# [Directions]
Exactly as they appear, output all of the records. Skip any images.

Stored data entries
* Begin *

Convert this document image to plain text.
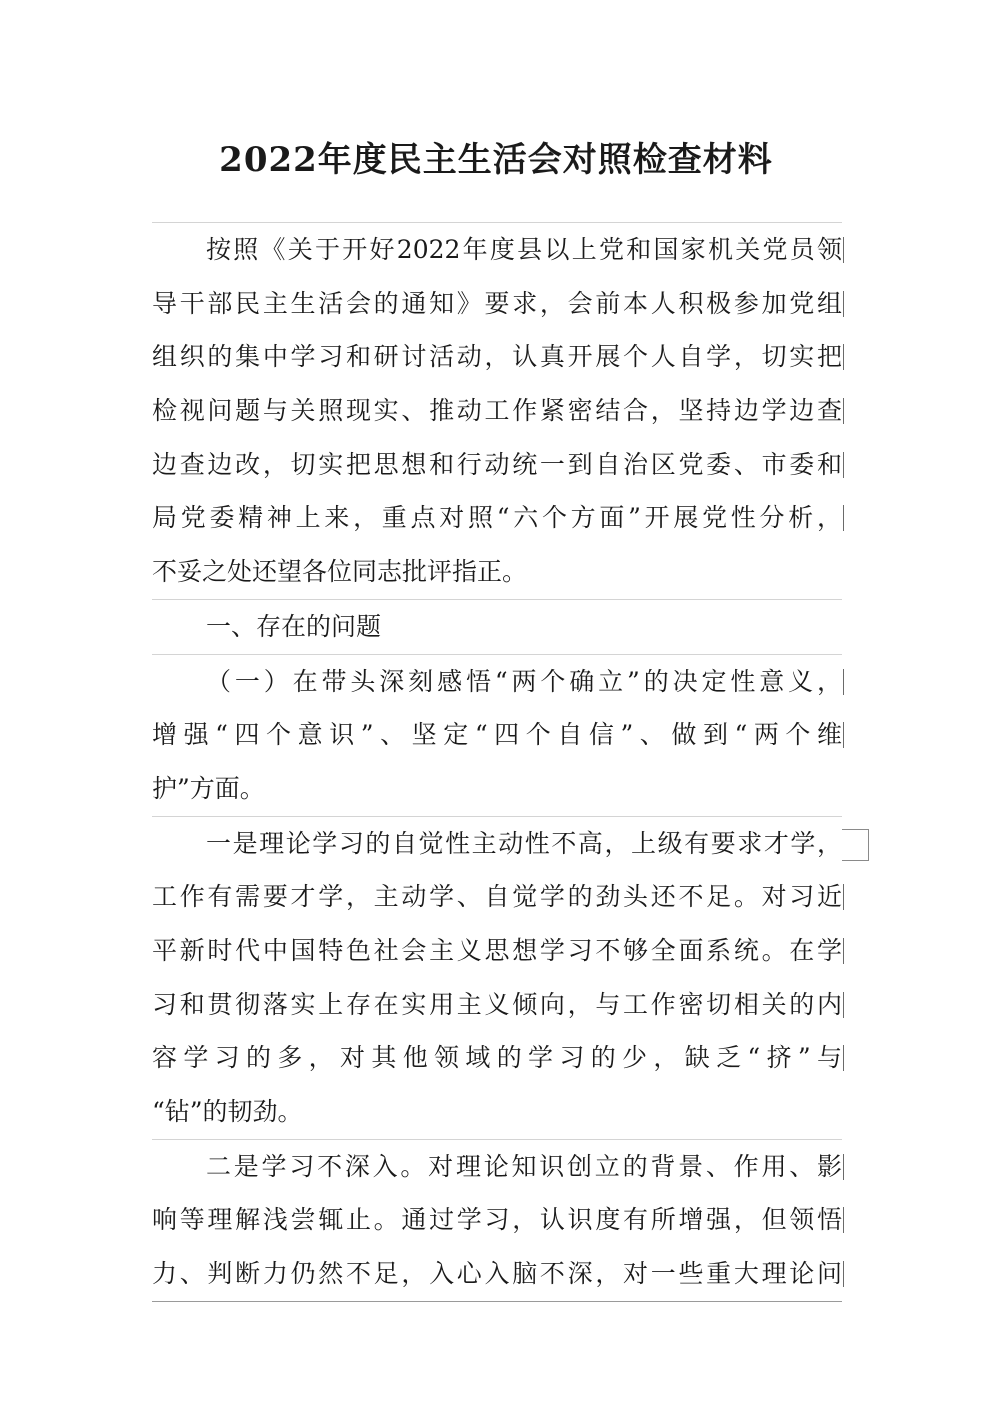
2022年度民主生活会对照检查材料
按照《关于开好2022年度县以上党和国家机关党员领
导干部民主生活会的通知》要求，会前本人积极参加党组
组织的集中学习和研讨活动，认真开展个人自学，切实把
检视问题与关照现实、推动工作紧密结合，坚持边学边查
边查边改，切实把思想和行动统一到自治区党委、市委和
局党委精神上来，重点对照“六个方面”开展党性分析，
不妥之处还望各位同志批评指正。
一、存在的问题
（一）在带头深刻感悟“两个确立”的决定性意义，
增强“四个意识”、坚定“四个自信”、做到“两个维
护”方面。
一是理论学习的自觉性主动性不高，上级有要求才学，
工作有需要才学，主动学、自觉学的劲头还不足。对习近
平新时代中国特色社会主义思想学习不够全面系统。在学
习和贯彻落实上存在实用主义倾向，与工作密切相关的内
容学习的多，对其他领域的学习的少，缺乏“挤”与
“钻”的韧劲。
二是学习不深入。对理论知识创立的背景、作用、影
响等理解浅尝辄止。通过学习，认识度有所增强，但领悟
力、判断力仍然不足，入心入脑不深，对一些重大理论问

* End *

# [Expected output]
Convert this document image to plain text.
2022年度民主生活会对照检查材料
按照《关于开好2022年度县以上党和国家机关党员领
导干部民主生活会的通知》要求，会前本人积极参加党组
组织的集中学习和研讨活动，认真开展个人自学，切实把
检视问题与关照现实、推动工作紧密结合，坚持边学边查
边查边改，切实把思想和行动统一到自治区党委、市委和
局党委精神上来，重点对照“六个方面”开展党性分析，
不妥之处还望各位同志批评指正。
一、存在的问题
（一）在带头深刻感悟“两个确立”的决定性意义，
增强“四个意识”、坚定“四个自信”、做到“两个维
护”方面。
一是理论学习的自觉性主动性不高，上级有要求才学，
工作有需要才学，主动学、自觉学的劲头还不足。对习近
平新时代中国特色社会主义思想学习不够全面系统。在学
习和贯彻落实上存在实用主义倾向，与工作密切相关的内
容学习的多，对其他领域的学习的少，缺乏“挤”与
“钻”的韧劲。
二是学习不深入。对理论知识创立的背景、作用、影
响等理解浅尝辄止。通过学习，认识度有所增强，但领悟
力、判断力仍然不足，入心入脑不深，对一些重大理论问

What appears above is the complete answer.